• MATERIALS PROVIDED
******

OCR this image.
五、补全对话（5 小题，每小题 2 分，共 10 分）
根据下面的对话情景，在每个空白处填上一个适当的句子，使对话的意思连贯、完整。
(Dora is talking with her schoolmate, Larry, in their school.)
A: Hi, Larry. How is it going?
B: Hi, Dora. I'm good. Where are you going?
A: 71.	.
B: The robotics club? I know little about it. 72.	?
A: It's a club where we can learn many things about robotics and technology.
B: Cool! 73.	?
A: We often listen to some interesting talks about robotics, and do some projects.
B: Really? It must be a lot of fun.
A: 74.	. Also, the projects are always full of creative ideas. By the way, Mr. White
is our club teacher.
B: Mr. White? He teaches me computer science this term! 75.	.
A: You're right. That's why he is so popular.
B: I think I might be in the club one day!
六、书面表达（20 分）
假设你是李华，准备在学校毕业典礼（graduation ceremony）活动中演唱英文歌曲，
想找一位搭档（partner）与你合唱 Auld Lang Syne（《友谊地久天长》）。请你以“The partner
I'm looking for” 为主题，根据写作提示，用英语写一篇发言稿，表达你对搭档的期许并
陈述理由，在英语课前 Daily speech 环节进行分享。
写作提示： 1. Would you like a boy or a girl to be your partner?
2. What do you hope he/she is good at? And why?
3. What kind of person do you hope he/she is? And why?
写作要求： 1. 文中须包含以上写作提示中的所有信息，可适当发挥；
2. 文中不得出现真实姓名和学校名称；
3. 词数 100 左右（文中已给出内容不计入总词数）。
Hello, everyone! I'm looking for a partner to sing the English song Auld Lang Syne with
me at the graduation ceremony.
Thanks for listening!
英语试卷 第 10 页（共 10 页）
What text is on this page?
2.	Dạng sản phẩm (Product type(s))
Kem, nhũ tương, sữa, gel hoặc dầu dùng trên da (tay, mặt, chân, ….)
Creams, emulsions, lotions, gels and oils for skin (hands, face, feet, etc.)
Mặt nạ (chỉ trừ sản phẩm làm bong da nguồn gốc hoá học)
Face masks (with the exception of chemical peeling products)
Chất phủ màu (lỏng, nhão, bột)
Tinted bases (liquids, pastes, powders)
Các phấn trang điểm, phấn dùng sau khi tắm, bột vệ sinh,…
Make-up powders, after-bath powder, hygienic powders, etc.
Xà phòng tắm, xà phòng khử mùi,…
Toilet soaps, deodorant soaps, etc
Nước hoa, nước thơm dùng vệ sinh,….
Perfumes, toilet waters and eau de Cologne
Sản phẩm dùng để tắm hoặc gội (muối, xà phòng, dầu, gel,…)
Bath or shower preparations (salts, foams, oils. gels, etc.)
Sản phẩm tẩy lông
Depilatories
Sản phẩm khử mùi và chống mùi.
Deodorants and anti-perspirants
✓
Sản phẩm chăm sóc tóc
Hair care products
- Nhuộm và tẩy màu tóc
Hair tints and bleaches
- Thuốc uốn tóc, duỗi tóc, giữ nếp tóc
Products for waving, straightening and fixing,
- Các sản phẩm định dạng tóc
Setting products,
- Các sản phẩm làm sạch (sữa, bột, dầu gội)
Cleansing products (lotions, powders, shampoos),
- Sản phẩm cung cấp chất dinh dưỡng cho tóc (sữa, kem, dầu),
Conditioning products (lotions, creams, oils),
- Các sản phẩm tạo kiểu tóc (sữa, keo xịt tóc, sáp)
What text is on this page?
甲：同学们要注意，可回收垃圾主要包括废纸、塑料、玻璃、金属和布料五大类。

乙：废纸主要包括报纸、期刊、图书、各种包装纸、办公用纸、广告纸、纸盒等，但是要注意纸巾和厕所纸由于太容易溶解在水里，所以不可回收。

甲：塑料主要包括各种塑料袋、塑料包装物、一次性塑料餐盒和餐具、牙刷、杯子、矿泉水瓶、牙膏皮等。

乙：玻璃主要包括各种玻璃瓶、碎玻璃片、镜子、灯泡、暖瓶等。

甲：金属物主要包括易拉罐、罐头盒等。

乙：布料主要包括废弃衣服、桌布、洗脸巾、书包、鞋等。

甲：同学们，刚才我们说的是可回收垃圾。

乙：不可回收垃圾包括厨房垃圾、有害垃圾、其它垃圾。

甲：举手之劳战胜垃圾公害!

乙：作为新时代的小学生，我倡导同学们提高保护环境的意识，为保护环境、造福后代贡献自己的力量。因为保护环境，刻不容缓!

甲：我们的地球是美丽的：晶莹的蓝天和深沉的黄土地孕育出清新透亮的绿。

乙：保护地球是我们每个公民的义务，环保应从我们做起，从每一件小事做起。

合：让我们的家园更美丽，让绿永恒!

******

All of the data needs to be printed once more, exactly.

OCR this image.
五、补全对话（5 小题，每小题 2 分，共 10 分）
根据下面的对话情景，在每个空白处填上一个适当的句子，使对话的意思连贯、完整。
(Dora is talking with her schoolmate, Larry, in their school.)
A: Hi, Larry. How is it going?
B: Hi, Dora. I'm good. Where are you going?
A: 71.	.
B: The robotics club? I know little about it. 72.	?
A: It's a club where we can learn many things about robotics and technology.
B: Cool! 73.	?
A: We often listen to some interesting talks about robotics, and do some projects.
B: Really? It must be a lot of fun.
A: 74.	. Also, the projects are always full of creative ideas. By the way, Mr. White
is our club teacher.
B: Mr. White? He teaches me computer science this term! 75.	.
A: You're right. That's why he is so popular.
B: I think I might be in the club one day!
六、书面表达（20 分）
假设你是李华，准备在学校毕业典礼（graduation ceremony）活动中演唱英文歌曲，
想找一位搭档（partner）与你合唱 Auld Lang Syne（《友谊地久天长》）。请你以“The partner
I'm looking for” 为主题，根据写作提示，用英语写一篇发言稿，表达你对搭档的期许并
陈述理由，在英语课前 Daily speech 环节进行分享。
写作提示： 1. Would you like a boy or a girl to be your partner?
2. What do you hope he/she is good at? And why?
3. What kind of person do you hope he/she is? And why?
写作要求： 1. 文中须包含以上写作提示中的所有信息，可适当发挥；
2. 文中不得出现真实姓名和学校名称；
3. 词数 100 左右（文中已给出内容不计入总词数）。
Hello, everyone! I'm looking for a partner to sing the English song Auld Lang Syne with
me at the graduation ceremony.
Thanks for listening!
英语试卷 第 10 页（共 10 页）
What text is on this page?
2.	Dạng sản phẩm (Product type(s))
Kem, nhũ tương, sữa, gel hoặc dầu dùng trên da (tay, mặt, chân, ….)
Creams, emulsions, lotions, gels and oils for skin (hands, face, feet, etc.)
Mặt nạ (chỉ trừ sản phẩm làm bong da nguồn gốc hoá học)
Face masks (with the exception of chemical peeling products)
Chất phủ màu (lỏng, nhão, bột)
Tinted bases (liquids, pastes, powders)
Các phấn trang điểm, phấn dùng sau khi tắm, bột vệ sinh,…
Make-up powders, after-bath powder, hygienic powders, etc.
Xà phòng tắm, xà phòng khử mùi,…
Toilet soaps, deodorant soaps, etc
Nước hoa, nước thơm dùng vệ sinh,….
Perfumes, toilet waters and eau de Cologne
Sản phẩm dùng để tắm hoặc gội (muối, xà phòng, dầu, gel,…)
Bath or shower preparations (salts, foams, oils. gels, etc.)
Sản phẩm tẩy lông
Depilatories
Sản phẩm khử mùi và chống mùi.
Deodorants and anti-perspirants
✓
Sản phẩm chăm sóc tóc
Hair care products
- Nhuộm và tẩy màu tóc
Hair tints and bleaches
- Thuốc uốn tóc, duỗi tóc, giữ nếp tóc
Products for waving, straightening and fixing,
- Các sản phẩm định dạng tóc
Setting products,
- Các sản phẩm làm sạch (sữa, bột, dầu gội)
Cleansing products (lotions, powders, shampoos),
- Sản phẩm cung cấp chất dinh dưỡng cho tóc (sữa, kem, dầu),
Conditioning products (lotions, creams, oils),
- Các sản phẩm tạo kiểu tóc (sữa, keo xịt tóc, sáp)
What text is on this page?
甲：同学们要注意，可回收垃圾主要包括废纸、塑料、玻璃、金属和布料五大类。

乙：废纸主要包括报纸、期刊、图书、各种包装纸、办公用纸、广告纸、纸盒等，但是要注意纸巾和厕所纸由于太容易溶解在水里，所以不可回收。

甲：塑料主要包括各种塑料袋、塑料包装物、一次性塑料餐盒和餐具、牙刷、杯子、矿泉水瓶、牙膏皮等。

乙：玻璃主要包括各种玻璃瓶、碎玻璃片、镜子、灯泡、暖瓶等。

甲：金属物主要包括易拉罐、罐头盒等。

乙：布料主要包括废弃衣服、桌布、洗脸巾、书包、鞋等。

甲：同学们，刚才我们说的是可回收垃圾。

乙：不可回收垃圾包括厨房垃圾、有害垃圾、其它垃圾。

甲：举手之劳战胜垃圾公害!

乙：作为新时代的小学生，我倡导同学们提高保护环境的意识，为保护环境、造福后代贡献自己的力量。因为保护环境，刻不容缓!

甲：我们的地球是美丽的：晶莹的蓝天和深沉的黄土地孕育出清新透亮的绿。

乙：保护地球是我们每个公民的义务，环保应从我们做起，从每一件小事做起。

合：让我们的家园更美丽，让绿永恒!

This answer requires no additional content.